## SET EXERCISE
All of the data must be printed exactly; please include every line.

[Figure collection entries]

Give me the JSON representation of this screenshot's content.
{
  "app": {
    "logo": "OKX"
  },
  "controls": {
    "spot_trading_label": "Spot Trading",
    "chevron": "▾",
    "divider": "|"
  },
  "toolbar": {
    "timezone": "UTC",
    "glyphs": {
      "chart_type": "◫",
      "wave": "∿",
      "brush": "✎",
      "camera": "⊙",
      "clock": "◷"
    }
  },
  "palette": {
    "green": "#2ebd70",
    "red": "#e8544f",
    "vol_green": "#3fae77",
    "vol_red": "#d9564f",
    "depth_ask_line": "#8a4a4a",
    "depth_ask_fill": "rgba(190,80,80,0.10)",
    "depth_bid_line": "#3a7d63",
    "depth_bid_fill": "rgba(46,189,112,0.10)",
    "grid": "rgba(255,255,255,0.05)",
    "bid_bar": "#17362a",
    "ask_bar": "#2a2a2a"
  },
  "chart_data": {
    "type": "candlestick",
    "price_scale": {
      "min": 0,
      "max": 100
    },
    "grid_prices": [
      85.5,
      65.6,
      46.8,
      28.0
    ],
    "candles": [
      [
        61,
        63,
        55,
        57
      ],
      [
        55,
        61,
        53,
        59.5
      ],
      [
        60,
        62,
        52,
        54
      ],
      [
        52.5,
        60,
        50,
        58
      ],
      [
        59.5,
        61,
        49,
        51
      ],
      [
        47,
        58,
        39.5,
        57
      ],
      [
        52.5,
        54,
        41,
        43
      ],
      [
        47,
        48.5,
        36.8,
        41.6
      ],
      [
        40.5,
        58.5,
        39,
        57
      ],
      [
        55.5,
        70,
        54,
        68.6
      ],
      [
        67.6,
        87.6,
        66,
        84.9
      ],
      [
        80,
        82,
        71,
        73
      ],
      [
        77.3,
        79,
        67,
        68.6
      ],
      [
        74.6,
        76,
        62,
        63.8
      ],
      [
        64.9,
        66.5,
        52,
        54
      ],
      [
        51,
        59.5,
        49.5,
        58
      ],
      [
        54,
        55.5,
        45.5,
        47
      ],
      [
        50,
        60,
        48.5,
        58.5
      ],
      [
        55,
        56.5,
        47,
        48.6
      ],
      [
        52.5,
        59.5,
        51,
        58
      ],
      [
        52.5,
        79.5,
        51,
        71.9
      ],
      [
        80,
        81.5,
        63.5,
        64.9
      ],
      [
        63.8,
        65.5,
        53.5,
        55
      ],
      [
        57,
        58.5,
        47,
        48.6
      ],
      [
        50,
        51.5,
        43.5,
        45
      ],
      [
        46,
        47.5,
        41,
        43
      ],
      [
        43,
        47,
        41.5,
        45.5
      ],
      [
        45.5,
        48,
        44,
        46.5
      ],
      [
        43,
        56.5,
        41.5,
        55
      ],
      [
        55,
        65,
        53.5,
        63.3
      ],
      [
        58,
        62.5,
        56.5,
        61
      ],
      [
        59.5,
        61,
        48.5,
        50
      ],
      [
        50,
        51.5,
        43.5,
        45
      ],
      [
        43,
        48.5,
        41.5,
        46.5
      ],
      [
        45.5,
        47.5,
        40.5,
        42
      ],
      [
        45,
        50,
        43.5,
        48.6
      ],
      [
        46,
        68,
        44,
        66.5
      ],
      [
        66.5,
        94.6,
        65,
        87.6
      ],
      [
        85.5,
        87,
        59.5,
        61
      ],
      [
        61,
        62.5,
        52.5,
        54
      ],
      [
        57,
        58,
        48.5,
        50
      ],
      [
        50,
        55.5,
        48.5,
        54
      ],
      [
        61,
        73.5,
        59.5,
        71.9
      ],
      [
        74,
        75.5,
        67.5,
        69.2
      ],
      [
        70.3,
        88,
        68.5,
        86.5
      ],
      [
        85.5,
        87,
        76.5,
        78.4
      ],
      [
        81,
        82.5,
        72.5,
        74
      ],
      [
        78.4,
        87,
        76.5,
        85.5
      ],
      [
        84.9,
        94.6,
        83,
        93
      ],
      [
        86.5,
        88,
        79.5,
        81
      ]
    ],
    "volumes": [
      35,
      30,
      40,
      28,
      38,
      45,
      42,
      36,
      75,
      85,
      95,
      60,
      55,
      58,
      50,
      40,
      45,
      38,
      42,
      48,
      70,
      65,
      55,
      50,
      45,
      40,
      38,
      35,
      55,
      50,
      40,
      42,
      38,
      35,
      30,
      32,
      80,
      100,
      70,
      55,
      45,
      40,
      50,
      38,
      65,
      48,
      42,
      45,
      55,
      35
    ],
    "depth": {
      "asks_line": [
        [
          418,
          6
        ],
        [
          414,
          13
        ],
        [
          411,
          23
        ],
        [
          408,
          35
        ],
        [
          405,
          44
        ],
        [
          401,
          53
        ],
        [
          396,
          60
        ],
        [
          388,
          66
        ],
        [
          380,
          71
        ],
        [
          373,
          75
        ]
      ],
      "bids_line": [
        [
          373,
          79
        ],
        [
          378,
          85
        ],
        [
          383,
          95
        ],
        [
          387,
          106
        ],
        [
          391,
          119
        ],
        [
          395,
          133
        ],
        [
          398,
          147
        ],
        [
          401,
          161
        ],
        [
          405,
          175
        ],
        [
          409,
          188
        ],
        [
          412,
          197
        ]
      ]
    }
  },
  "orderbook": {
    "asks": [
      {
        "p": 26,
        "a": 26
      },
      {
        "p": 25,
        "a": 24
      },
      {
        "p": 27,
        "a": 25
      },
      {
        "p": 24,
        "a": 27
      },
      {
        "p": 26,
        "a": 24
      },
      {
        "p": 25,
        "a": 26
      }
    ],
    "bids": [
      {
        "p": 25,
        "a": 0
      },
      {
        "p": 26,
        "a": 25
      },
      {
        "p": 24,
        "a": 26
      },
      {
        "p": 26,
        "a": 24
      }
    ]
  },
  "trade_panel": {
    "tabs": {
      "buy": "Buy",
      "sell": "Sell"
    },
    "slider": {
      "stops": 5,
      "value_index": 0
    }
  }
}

## WRITTEN SOLUTION
Give me the JSON representation of this screenshot's content.
{
  "app": {
    "logo": "OKX"
  },
  "controls": {
    "spot_trading_label": "Spot Trading",
    "chevron": "▾",
    "divider": "|"
  },
  "toolbar": {
    "timezone": "UTC",
    "glyphs": {
      "chart_type": "◫",
      "wave": "∿",
      "brush": "✎",
      "camera": "⊙",
      "clock": "◷"
    }
  },
  "palette": {
    "green": "#2ebd70",
    "red": "#e8544f",
    "vol_green": "#3fae77",
    "vol_red": "#d9564f",
    "depth_ask_line": "#8a4a4a",
    "depth_ask_fill": "rgba(190,80,80,0.10)",
    "depth_bid_line": "#3a7d63",
    "depth_bid_fill": "rgba(46,189,112,0.10)",
    "grid": "rgba(255,255,255,0.05)",
    "bid_bar": "#17362a",
    "ask_bar": "#2a2a2a"
  },
  "chart_data": {
    "type": "candlestick",
    "price_scale": {
      "min": 0,
      "max": 100
    },
    "grid_prices": [
      85.5,
      65.6,
      46.8,
      28.0
    ],
    "candles": [
      [
        61,
        63,
        55,
        57
      ],
      [
        55,
        61,
        53,
        59.5
      ],
      [
        60,
        62,
        52,
        54
      ],
      [
        52.5,
        60,
        50,
        58
      ],
      [
        59.5,
        61,
        49,
        51
      ],
      [
        47,
        58,
        39.5,
        57
      ],
      [
        52.5,
        54,
        41,
        43
      ],
      [
        47,
        48.5,
        36.8,
        41.6
      ],
      [
        40.5,
        58.5,
        39,
        57
      ],
      [
        55.5,
        70,
        54,
        68.6
      ],
      [
        67.6,
        87.6,
        66,
        84.9
      ],
      [
        80,
        82,
        71,
        73
      ],
      [
        77.3,
        79,
        67,
        68.6
      ],
      [
        74.6,
        76,
        62,
        63.8
      ],
      [
        64.9,
        66.5,
        52,
        54
      ],
      [
        51,
        59.5,
        49.5,
        58
      ],
      [
        54,
        55.5,
        45.5,
        47
      ],
      [
        50,
        60,
        48.5,
        58.5
      ],
      [
        55,
        56.5,
        47,
        48.6
      ],
      [
        52.5,
        59.5,
        51,
        58
      ],
      [
        52.5,
        79.5,
        51,
        71.9
      ],
      [
        80,
        81.5,
        63.5,
        64.9
      ],
      [
        63.8,
        65.5,
        53.5,
        55
      ],
      [
        57,
        58.5,
        47,
        48.6
      ],
      [
        50,
        51.5,
        43.5,
        45
      ],
      [
        46,
        47.5,
        41,
        43
      ],
      [
        43,
        47,
        41.5,
        45.5
      ],
      [
        45.5,
        48,
        44,
        46.5
      ],
      [
        43,
        56.5,
        41.5,
        55
      ],
      [
        55,
        65,
        53.5,
        63.3
      ],
      [
        58,
        62.5,
        56.5,
        61
      ],
      [
        59.5,
        61,
        48.5,
        50
      ],
      [
        50,
        51.5,
        43.5,
        45
      ],
      [
        43,
        48.5,
        41.5,
        46.5
      ],
      [
        45.5,
        47.5,
        40.5,
        42
      ],
      [
        45,
        50,
        43.5,
        48.6
      ],
      [
        46,
        68,
        44,
        66.5
      ],
      [
        66.5,
        94.6,
        65,
        87.6
      ],
      [
        85.5,
        87,
        59.5,
        61
      ],
      [
        61,
        62.5,
        52.5,
        54
      ],
      [
        57,
        58,
        48.5,
        50
      ],
      [
        50,
        55.5,
        48.5,
        54
      ],
      [
        61,
        73.5,
        59.5,
        71.9
      ],
      [
        74,
        75.5,
        67.5,
        69.2
      ],
      [
        70.3,
        88,
        68.5,
        86.5
      ],
      [
        85.5,
        87,
        76.5,
        78.4
      ],
      [
        81,
        82.5,
        72.5,
        74
      ],
      [
        78.4,
        87,
        76.5,
        85.5
      ],
      [
        84.9,
        94.6,
        83,
        93
      ],
      [
        86.5,
        88,
        79.5,
        81
      ]
    ],
    "volumes": [
      35,
      30,
      40,
      28,
      38,
      45,
      42,
      36,
      75,
      85,
      95,
      60,
      55,
      58,
      50,
      40,
      45,
      38,
      42,
      48,
      70,
      65,
      55,
      50,
      45,
      40,
      38,
      35,
      55,
      50,
      40,
      42,
      38,
      35,
      30,
      32,
      80,
      100,
      70,
      55,
      45,
      40,
      50,
      38,
      65,
      48,
      42,
      45,
      55,
      35
    ],
    "depth": {
      "asks_line": [
        [
          418,
          6
        ],
        [
          414,
          13
        ],
        [
          411,
          23
        ],
        [
          408,
          35
        ],
        [
          405,
          44
        ],
        [
          401,
          53
        ],
        [
          396,
          60
        ],
        [
          388,
          66
        ],
        [
          380,
          71
        ],
        [
          373,
          75
        ]
      ],
      "bids_line": [
        [
          373,
          79
        ],
        [
          378,
          85
        ],
        [
          383,
          95
        ],
        [
          387,
          106
        ],
        [
          391,
          119
        ],
        [
          395,
          133
        ],
        [
          398,
          147
        ],
        [
          401,
          161
        ],
        [
          405,
          175
        ],
        [
          409,
          188
        ],
        [
          412,
          197
        ]
      ]
    }
  },
  "orderbook": {
    "asks": [
      {
        "p": 26,
        "a": 26
      },
      {
        "p": 25,
        "a": 24
      },
      {
        "p": 27,
        "a": 25
      },
      {
        "p": 24,
        "a": 27
      },
      {
        "p": 26,
        "a": 24
      },
      {
        "p": 25,
        "a": 26
      }
    ],
    "bids": [
      {
        "p": 25,
        "a": 0
      },
      {
        "p": 26,
        "a": 25
      },
      {
        "p": 24,
        "a": 26
      },
      {
        "p": 26,
        "a": 24
      }
    ]
  },
  "trade_panel": {
    "tabs": {
      "buy": "Buy",
      "sell": "Sell"
    },
    "slider": {
      "stops": 5,
      "value_index": 0
    }
  }
}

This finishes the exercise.